*** Opening of Quoted passage ***
There’s nothing like a notification to interrupt a meeting. Meetings are no longer confined to a single room. They’re virtual and there are apps dedicated to making virtual meetings possible and they come with video chat and screen sharing tools. Unfortunately, these tools don’t have much control over your system’s notifications. Muzzle is an app built specifically for this purpose. It automatically enables Do Not Disturb while screen sharing is active on your desktop. At present, it support Slack, FaceTime, BlueJeans, Google Hangouts, and Join.me. Unfortunately, it doesn’t support Skype just now at least not reliably. The developer doesn’t list it among the supported apps but past change logs show that it has trouble detecting when screen sharing in Skype is in progress.

Enable Do Not Disturb While Screen Sharing

Download and run Muzzle. In order for the app to work, you need to give it access to accessibility settings. That’s really all the set-up required for Muzzle to run.
*** Close of Quoted passage ***
| Required action |
Pick up the piece on Muzzle and screen sharing after its last sentence and continue it.
*** Opening of Material provided ***
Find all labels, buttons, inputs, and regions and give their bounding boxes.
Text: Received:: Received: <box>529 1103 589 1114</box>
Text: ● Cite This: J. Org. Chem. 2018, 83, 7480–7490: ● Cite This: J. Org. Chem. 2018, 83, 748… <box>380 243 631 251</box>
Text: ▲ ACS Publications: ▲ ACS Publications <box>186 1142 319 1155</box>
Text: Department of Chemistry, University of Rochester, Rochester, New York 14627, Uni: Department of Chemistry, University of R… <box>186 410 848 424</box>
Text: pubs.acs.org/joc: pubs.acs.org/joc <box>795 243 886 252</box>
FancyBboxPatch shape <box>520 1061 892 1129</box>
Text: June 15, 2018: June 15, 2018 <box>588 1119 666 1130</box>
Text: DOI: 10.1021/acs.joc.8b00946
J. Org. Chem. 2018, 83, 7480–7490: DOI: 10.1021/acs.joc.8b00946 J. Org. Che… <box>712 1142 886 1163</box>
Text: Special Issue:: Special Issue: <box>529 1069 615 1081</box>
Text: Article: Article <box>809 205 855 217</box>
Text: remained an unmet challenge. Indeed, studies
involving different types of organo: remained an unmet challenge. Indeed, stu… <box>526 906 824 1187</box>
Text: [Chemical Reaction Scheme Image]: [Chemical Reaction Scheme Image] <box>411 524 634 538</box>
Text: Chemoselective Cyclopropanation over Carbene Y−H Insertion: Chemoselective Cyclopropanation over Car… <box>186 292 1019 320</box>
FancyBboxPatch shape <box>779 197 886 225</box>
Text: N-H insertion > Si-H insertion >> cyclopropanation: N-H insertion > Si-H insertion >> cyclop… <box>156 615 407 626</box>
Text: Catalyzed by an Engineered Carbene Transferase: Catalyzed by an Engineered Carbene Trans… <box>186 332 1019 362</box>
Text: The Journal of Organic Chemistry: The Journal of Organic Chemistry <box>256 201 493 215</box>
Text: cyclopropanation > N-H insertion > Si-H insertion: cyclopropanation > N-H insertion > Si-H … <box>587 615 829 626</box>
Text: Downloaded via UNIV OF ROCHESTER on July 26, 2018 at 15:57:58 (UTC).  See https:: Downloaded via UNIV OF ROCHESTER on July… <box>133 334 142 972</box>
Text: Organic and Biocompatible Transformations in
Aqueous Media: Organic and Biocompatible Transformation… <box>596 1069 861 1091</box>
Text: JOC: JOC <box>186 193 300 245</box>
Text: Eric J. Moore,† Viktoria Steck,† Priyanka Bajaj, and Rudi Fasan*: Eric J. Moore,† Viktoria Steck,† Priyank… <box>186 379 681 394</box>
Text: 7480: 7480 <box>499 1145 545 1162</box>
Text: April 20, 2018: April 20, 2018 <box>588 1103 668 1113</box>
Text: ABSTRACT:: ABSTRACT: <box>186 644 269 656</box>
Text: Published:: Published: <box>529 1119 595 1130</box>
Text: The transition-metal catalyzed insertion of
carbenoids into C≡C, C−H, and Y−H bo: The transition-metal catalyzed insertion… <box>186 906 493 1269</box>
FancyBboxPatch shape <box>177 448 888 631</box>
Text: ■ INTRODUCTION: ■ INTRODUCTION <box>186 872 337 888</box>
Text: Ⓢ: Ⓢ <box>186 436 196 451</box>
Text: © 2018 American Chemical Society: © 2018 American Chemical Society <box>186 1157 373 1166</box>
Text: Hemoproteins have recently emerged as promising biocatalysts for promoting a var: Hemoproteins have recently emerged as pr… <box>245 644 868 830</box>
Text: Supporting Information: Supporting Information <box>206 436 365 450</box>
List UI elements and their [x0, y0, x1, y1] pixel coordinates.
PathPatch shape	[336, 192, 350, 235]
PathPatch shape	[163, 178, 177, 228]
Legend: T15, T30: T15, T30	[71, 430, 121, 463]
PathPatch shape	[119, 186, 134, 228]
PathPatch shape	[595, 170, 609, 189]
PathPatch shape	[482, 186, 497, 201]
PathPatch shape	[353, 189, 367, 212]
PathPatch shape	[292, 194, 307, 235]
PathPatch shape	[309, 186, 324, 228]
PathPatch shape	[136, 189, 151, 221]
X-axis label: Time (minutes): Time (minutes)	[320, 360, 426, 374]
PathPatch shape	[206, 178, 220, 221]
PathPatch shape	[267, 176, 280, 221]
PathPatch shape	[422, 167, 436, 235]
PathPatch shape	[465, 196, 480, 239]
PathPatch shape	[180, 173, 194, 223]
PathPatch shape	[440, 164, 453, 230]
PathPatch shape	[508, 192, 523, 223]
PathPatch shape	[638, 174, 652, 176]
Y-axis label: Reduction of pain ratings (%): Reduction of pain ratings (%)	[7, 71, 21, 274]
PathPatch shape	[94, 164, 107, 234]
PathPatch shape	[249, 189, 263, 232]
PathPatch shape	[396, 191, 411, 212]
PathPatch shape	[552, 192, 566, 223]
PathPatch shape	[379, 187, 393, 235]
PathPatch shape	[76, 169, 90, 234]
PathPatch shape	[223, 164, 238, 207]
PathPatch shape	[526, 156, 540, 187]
*** Close of Material provided ***
| Task response |
Muzzle runs quietly in the menu bar. When you start sharing your screen over one of the supported apps, it automatically enables Do Not Disturb so that no notifications appear on your screen and interrupt or embarrass you during a meeting.

Muzzle doesn’t silence notifications itself. It relies wholly on macOS’ Do Not Disturb feature which, as you know, allows you to add exceptions. With Muzzle running and Do Not Disturb enabled, those exceptions that you added will still be there and you will see alerts that you’ve allowed even when Do Not Disturb is on.

Screencasts & Games

Muzzle is built for embarrassment free screen sharing. It’s basically there to keep notifications off your screen if you can’t remember to enable Do Not Disturb before you start a call or screen sharing session. Of course, this isn’t the only niche where an app like this could be useful. The app can be equally useful to anyone who regularly records screencasts. In order to do that it would have to support screencasting apps and it can start with QuickTime.

Games are another area where the app could be useful whereby if you’re playing a game in full screen mode, Do Not Disturb will be enabled automatically. This is by no means simple because there are a lot of games out there and there’s also the fact that a notification doesn’t interrupt a game the same way it interrupts a screen sharing session. That said, the concept is great and it has lots of other areas where it can be useful.